[Data entries for graphics]
####

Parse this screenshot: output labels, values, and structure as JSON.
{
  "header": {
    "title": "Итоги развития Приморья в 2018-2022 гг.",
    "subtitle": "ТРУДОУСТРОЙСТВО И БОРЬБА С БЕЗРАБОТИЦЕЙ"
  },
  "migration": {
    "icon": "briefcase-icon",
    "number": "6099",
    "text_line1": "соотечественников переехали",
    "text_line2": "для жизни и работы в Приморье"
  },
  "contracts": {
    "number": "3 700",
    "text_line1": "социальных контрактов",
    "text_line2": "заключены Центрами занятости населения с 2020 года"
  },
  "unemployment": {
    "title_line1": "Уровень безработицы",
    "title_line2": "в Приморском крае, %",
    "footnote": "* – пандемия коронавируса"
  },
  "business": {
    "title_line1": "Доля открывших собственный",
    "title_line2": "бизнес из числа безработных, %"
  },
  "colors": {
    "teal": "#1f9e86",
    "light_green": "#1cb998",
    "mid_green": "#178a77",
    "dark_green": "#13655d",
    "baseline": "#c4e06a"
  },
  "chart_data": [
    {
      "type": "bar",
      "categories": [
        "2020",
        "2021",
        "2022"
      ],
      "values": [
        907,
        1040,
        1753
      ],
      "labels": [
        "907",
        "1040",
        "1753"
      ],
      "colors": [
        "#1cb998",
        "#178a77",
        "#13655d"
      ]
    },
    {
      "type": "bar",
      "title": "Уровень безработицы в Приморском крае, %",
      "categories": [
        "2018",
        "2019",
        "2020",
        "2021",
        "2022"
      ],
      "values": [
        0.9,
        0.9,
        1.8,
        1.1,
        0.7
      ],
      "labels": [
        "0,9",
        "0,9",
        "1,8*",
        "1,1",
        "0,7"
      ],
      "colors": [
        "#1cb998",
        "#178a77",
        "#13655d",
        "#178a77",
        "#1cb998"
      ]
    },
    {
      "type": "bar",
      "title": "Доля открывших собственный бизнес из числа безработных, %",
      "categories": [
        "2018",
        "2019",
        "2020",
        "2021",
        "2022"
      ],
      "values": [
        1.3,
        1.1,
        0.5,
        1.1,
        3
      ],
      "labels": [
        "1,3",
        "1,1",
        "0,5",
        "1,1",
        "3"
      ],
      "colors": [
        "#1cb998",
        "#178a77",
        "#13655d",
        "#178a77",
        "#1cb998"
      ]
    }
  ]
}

####

▶ **WHAT IS EXPECTED**:
Show the data once more, exactly as it was written.

▶ **TASK SOLUTION**:
Parse this screenshot: output labels, values, and structure as JSON.
{
  "header": {
    "title": "Итоги развития Приморья в 2018-2022 гг.",
    "subtitle": "ТРУДОУСТРОЙСТВО И БОРЬБА С БЕЗРАБОТИЦЕЙ"
  },
  "migration": {
    "icon": "briefcase-icon",
    "number": "6099",
    "text_line1": "соотечественников переехали",
    "text_line2": "для жизни и работы в Приморье"
  },
  "contracts": {
    "number": "3 700",
    "text_line1": "социальных контрактов",
    "text_line2": "заключены Центрами занятости населения с 2020 года"
  },
  "unemployment": {
    "title_line1": "Уровень безработицы",
    "title_line2": "в Приморском крае, %",
    "footnote": "* – пандемия коронавируса"
  },
  "business": {
    "title_line1": "Доля открывших собственный",
    "title_line2": "бизнес из числа безработных, %"
  },
  "colors": {
    "teal": "#1f9e86",
    "light_green": "#1cb998",
    "mid_green": "#178a77",
    "dark_green": "#13655d",
    "baseline": "#c4e06a"
  },
  "chart_data": [
    {
      "type": "bar",
      "categories": [
        "2020",
        "2021",
        "2022"
      ],
      "values": [
        907,
        1040,
        1753
      ],
      "labels": [
        "907",
        "1040",
        "1753"
      ],
      "colors": [
        "#1cb998",
        "#178a77",
        "#13655d"
      ]
    },
    {
      "type": "bar",
      "title": "Уровень безработицы в Приморском крае, %",
      "categories": [
        "2018",
        "2019",
        "2020",
        "2021",
        "2022"
      ],
      "values": [
        0.9,
        0.9,
        1.8,
        1.1,
        0.7
      ],
      "labels": [
        "0,9",
        "0,9",
        "1,8*",
        "1,1",
        "0,7"
      ],
      "colors": [
        "#1cb998",
        "#178a77",
        "#13655d",
        "#178a77",
        "#1cb998"
      ]
    },
    {
      "type": "bar",
      "title": "Доля открывших собственный бизнес из числа безработных, %",
      "categories": [
        "2018",
        "2019",
        "2020",
        "2021",
        "2022"
      ],
      "values": [
        1.3,
        1.1,
        0.5,
        1.1,
        3
      ],
      "labels": [
        "1,3",
        "1,1",
        "0,5",
        "1,1",
        "3"
      ],
      "colors": [
        "#1cb998",
        "#178a77",
        "#13655d",
        "#178a77",
        "#1cb998"
      ]
    }
  ]
}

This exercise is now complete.